| Task prompt |
Below is a listing to write out in full, exactly as given, without its pictures.

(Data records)
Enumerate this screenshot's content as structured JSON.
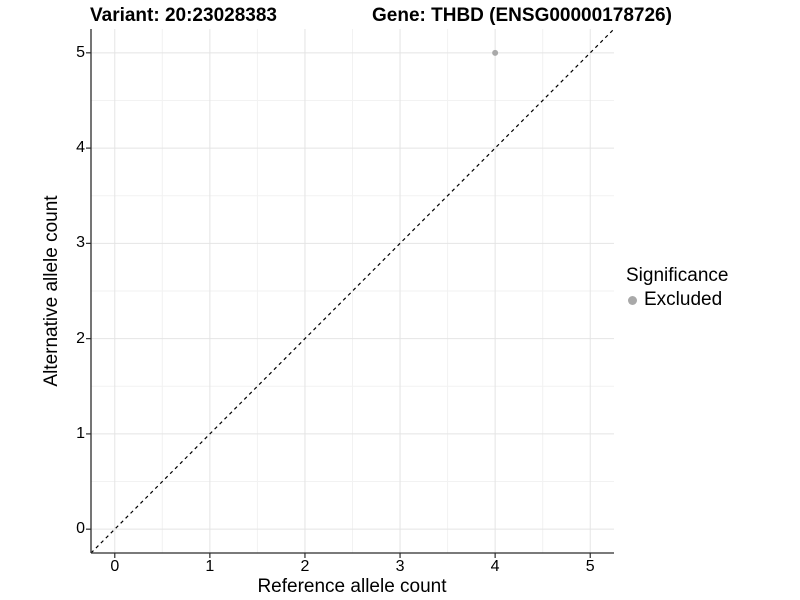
{
  "titles": {
    "variant": "Variant: 20:23028383",
    "gene": "Gene: THBD (ENSG00000178726)"
  },
  "legend": {
    "title": "Significance",
    "items": [
      {
        "label": "Excluded",
        "color": "#a9a9a9"
      }
    ]
  },
  "chart_data": {
    "type": "scatter",
    "title": "Variant: 20:23028383   Gene: THBD (ENSG00000178726)",
    "xlabel": "Reference allele count",
    "ylabel": "Alternative allele count",
    "xlim": [
      -0.25,
      5.25
    ],
    "ylim": [
      -0.25,
      5.25
    ],
    "x_ticks": [
      0,
      1,
      2,
      3,
      4,
      5
    ],
    "y_ticks": [
      0,
      1,
      2,
      3,
      4,
      5
    ],
    "x_minor_ticks": [
      0.5,
      1.5,
      2.5,
      3.5,
      4.5
    ],
    "y_minor_ticks": [
      0.5,
      1.5,
      2.5,
      3.5,
      4.5
    ],
    "grid": true,
    "legend_position": "right",
    "series": [
      {
        "name": "Excluded",
        "color": "#a9a9a9",
        "points": [
          {
            "x": 4,
            "y": 5
          }
        ]
      }
    ],
    "reference_line": {
      "type": "identity",
      "slope": 1,
      "intercept": 0,
      "style": "dashed",
      "color": "#000000"
    }
  },
  "colors": {
    "background": "#ffffff",
    "panel_background": "#ffffff",
    "grid_major": "#e4e4e4",
    "grid_minor": "#f2f2f2",
    "axis_line": "#2b2b2b",
    "tick_mark": "#2b2b2b",
    "text": "#000000",
    "point": "#a9a9a9"
  }
}
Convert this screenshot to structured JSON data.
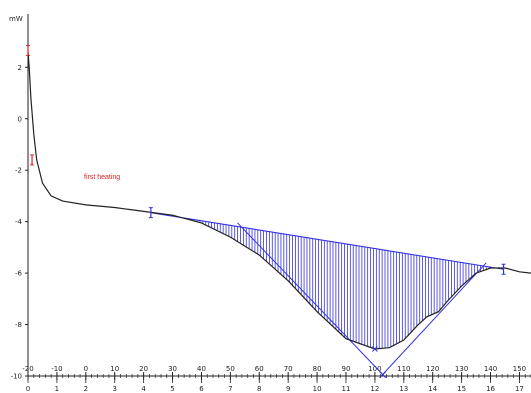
{
  "chart_data": {
    "type": "line",
    "title": "",
    "y_unit_label": "mW",
    "annotation": "first heating",
    "ylim": [
      -10,
      3.8
    ],
    "yticks": [
      2,
      0,
      -2,
      -4,
      -6,
      -8,
      -10
    ],
    "ytick_labels": [
      "2",
      "0",
      "-2",
      "-4",
      "-6",
      "-8",
      "-10"
    ],
    "temperature_axis": {
      "range": [
        -20,
        154
      ],
      "ticks": [
        -20,
        -10,
        0,
        10,
        20,
        30,
        40,
        50,
        60,
        70,
        80,
        90,
        100,
        110,
        120,
        130,
        140,
        150
      ],
      "labels": [
        "-20",
        "-10",
        "0",
        "10",
        "20",
        "30",
        "40",
        "50",
        "60",
        "70",
        "80",
        "90",
        "100",
        "110",
        "120",
        "130",
        "140",
        "150"
      ]
    },
    "time_axis": {
      "range": [
        0,
        17.5
      ],
      "ticks": [
        0,
        1,
        2,
        3,
        4,
        5,
        6,
        7,
        8,
        9,
        10,
        11,
        12,
        13,
        14,
        15,
        16,
        17
      ],
      "labels": [
        "0",
        "1",
        "2",
        "3",
        "4",
        "5",
        "6",
        "7",
        "8",
        "9",
        "10",
        "11",
        "12",
        "13",
        "14",
        "15",
        "16",
        "17"
      ]
    },
    "series": [
      {
        "color": "#222222",
        "points": [
          [
            -20,
            2.6
          ],
          [
            -19.6,
            2.0
          ],
          [
            -19,
            0.8
          ],
          [
            -18,
            -0.6
          ],
          [
            -17,
            -1.6
          ],
          [
            -15,
            -2.5
          ],
          [
            -12,
            -3.0
          ],
          [
            -8,
            -3.2
          ],
          [
            0,
            -3.35
          ],
          [
            10,
            -3.45
          ],
          [
            20,
            -3.6
          ],
          [
            30,
            -3.75
          ],
          [
            40,
            -4.05
          ],
          [
            50,
            -4.6
          ],
          [
            60,
            -5.3
          ],
          [
            70,
            -6.3
          ],
          [
            80,
            -7.5
          ],
          [
            90,
            -8.55
          ],
          [
            100,
            -8.95
          ],
          [
            105,
            -8.9
          ],
          [
            110,
            -8.6
          ],
          [
            115,
            -8.0
          ],
          [
            118,
            -7.7
          ],
          [
            122,
            -7.5
          ],
          [
            125,
            -7.1
          ],
          [
            130,
            -6.5
          ],
          [
            135,
            -6.0
          ],
          [
            140,
            -5.8
          ],
          [
            145,
            -5.8
          ],
          [
            150,
            -5.95
          ],
          [
            154,
            -6.0
          ]
        ]
      }
    ],
    "baseline": {
      "from": [
        22.5,
        -3.65
      ],
      "to": [
        144.5,
        -5.85
      ],
      "color": "#3333dd"
    },
    "markers": [
      {
        "x": 22.5,
        "y": -3.65,
        "color": "#3333dd"
      },
      {
        "x": 144.5,
        "y": -5.85,
        "color": "#3333dd"
      },
      {
        "x": -20,
        "y": 2.65,
        "color": "#e02020"
      },
      {
        "x": -18.6,
        "y": -1.6,
        "color": "#e02020"
      }
    ],
    "tangents": [
      {
        "from": [
          52.5,
          -4.05
        ],
        "to": [
          103.2,
          -10.0
        ],
        "color": "#3333dd"
      },
      {
        "from": [
          102.2,
          -10.0
        ],
        "to": [
          138.5,
          -5.6
        ],
        "color": "#3333dd"
      }
    ],
    "peak_marker": {
      "x": 100,
      "y": -8.95
    },
    "intersection_marker": {
      "x": 102.7,
      "y": -9.95
    },
    "fill": {
      "from_x": 22.5,
      "to_x": 144.5,
      "color": "#3333dd"
    },
    "grid": false,
    "legend": "none"
  }
}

| The output |
Enumerate this screenshot's content as structured JSON.
{
  "titles": {
    "variant": "Variant: 20:23028383",
    "gene": "Gene: THBD (ENSG00000178726)"
  },
  "legend": {
    "title": "Significance",
    "items": [
      {
        "label": "Excluded",
        "color": "#a9a9a9"
      }
    ]
  },
  "chart_data": {
    "type": "scatter",
    "title": "Variant: 20:23028383   Gene: THBD (ENSG00000178726)",
    "xlabel": "Reference allele count",
    "ylabel": "Alternative allele count",
    "xlim": [
      -0.25,
      5.25
    ],
    "ylim": [
      -0.25,
      5.25
    ],
    "x_ticks": [
      0,
      1,
      2,
      3,
      4,
      5
    ],
    "y_ticks": [
      0,
      1,
      2,
      3,
      4,
      5
    ],
    "x_minor_ticks": [
      0.5,
      1.5,
      2.5,
      3.5,
      4.5
    ],
    "y_minor_ticks": [
      0.5,
      1.5,
      2.5,
      3.5,
      4.5
    ],
    "grid": true,
    "legend_position": "right",
    "series": [
      {
        "name": "Excluded",
        "color": "#a9a9a9",
        "points": [
          {
            "x": 4,
            "y": 5
          }
        ]
      }
    ],
    "reference_line": {
      "type": "identity",
      "slope": 1,
      "intercept": 0,
      "style": "dashed",
      "color": "#000000"
    }
  },
  "colors": {
    "background": "#ffffff",
    "panel_background": "#ffffff",
    "grid_major": "#e4e4e4",
    "grid_minor": "#f2f2f2",
    "axis_line": "#2b2b2b",
    "tick_mark": "#2b2b2b",
    "text": "#000000",
    "point": "#a9a9a9"
  }
}
Convert this screenshot to structured JSON data.
{
  "chart_data": {
    "type": "line",
    "title": "",
    "y_unit_label": "mW",
    "annotation": "first heating",
    "ylim": [
      -10,
      3.8
    ],
    "yticks": [
      2,
      0,
      -2,
      -4,
      -6,
      -8,
      -10
    ],
    "ytick_labels": [
      "2",
      "0",
      "-2",
      "-4",
      "-6",
      "-8",
      "-10"
    ],
    "temperature_axis": {
      "range": [
        -20,
        154
      ],
      "ticks": [
        -20,
        -10,
        0,
        10,
        20,
        30,
        40,
        50,
        60,
        70,
        80,
        90,
        100,
        110,
        120,
        130,
        140,
        150
      ],
      "labels": [
        "-20",
        "-10",
        "0",
        "10",
        "20",
        "30",
        "40",
        "50",
        "60",
        "70",
        "80",
        "90",
        "100",
        "110",
        "120",
        "130",
        "140",
        "150"
      ]
    },
    "time_axis": {
      "range": [
        0,
        17.5
      ],
      "ticks": [
        0,
        1,
        2,
        3,
        4,
        5,
        6,
        7,
        8,
        9,
        10,
        11,
        12,
        13,
        14,
        15,
        16,
        17
      ],
      "labels": [
        "0",
        "1",
        "2",
        "3",
        "4",
        "5",
        "6",
        "7",
        "8",
        "9",
        "10",
        "11",
        "12",
        "13",
        "14",
        "15",
        "16",
        "17"
      ]
    },
    "series": [
      {
        "color": "#222222",
        "points": [
          [
            -20,
            2.6
          ],
          [
            -19.6,
            2.0
          ],
          [
            -19,
            0.8
          ],
          [
            -18,
            -0.6
          ],
          [
            -17,
            -1.6
          ],
          [
            -15,
            -2.5
          ],
          [
            -12,
            -3.0
          ],
          [
            -8,
            -3.2
          ],
          [
            0,
            -3.35
          ],
          [
            10,
            -3.45
          ],
          [
            20,
            -3.6
          ],
          [
            30,
            -3.75
          ],
          [
            40,
            -4.05
          ],
          [
            50,
            -4.6
          ],
          [
            60,
            -5.3
          ],
          [
            70,
            -6.3
          ],
          [
            80,
            -7.5
          ],
          [
            90,
            -8.55
          ],
          [
            100,
            -8.95
          ],
          [
            105,
            -8.9
          ],
          [
            110,
            -8.6
          ],
          [
            115,
            -8.0
          ],
          [
            118,
            -7.7
          ],
          [
            122,
            -7.5
          ],
          [
            125,
            -7.1
          ],
          [
            130,
            -6.5
          ],
          [
            135,
            -6.0
          ],
          [
            140,
            -5.8
          ],
          [
            145,
            -5.8
          ],
          [
            150,
            -5.95
          ],
          [
            154,
            -6.0
          ]
        ]
      }
    ],
    "baseline": {
      "from": [
        22.5,
        -3.65
      ],
      "to": [
        144.5,
        -5.85
      ],
      "color": "#3333dd"
    },
    "markers": [
      {
        "x": 22.5,
        "y": -3.65,
        "color": "#3333dd"
      },
      {
        "x": 144.5,
        "y": -5.85,
        "color": "#3333dd"
      },
      {
        "x": -20,
        "y": 2.65,
        "color": "#e02020"
      },
      {
        "x": -18.6,
        "y": -1.6,
        "color": "#e02020"
      }
    ],
    "tangents": [
      {
        "from": [
          52.5,
          -4.05
        ],
        "to": [
          103.2,
          -10.0
        ],
        "color": "#3333dd"
      },
      {
        "from": [
          102.2,
          -10.0
        ],
        "to": [
          138.5,
          -5.6
        ],
        "color": "#3333dd"
      }
    ],
    "peak_marker": {
      "x": 100,
      "y": -8.95
    },
    "intersection_marker": {
      "x": 102.7,
      "y": -9.95
    },
    "fill": {
      "from_x": 22.5,
      "to_x": 144.5,
      "color": "#3333dd"
    },
    "grid": false,
    "legend": "none"
  }
}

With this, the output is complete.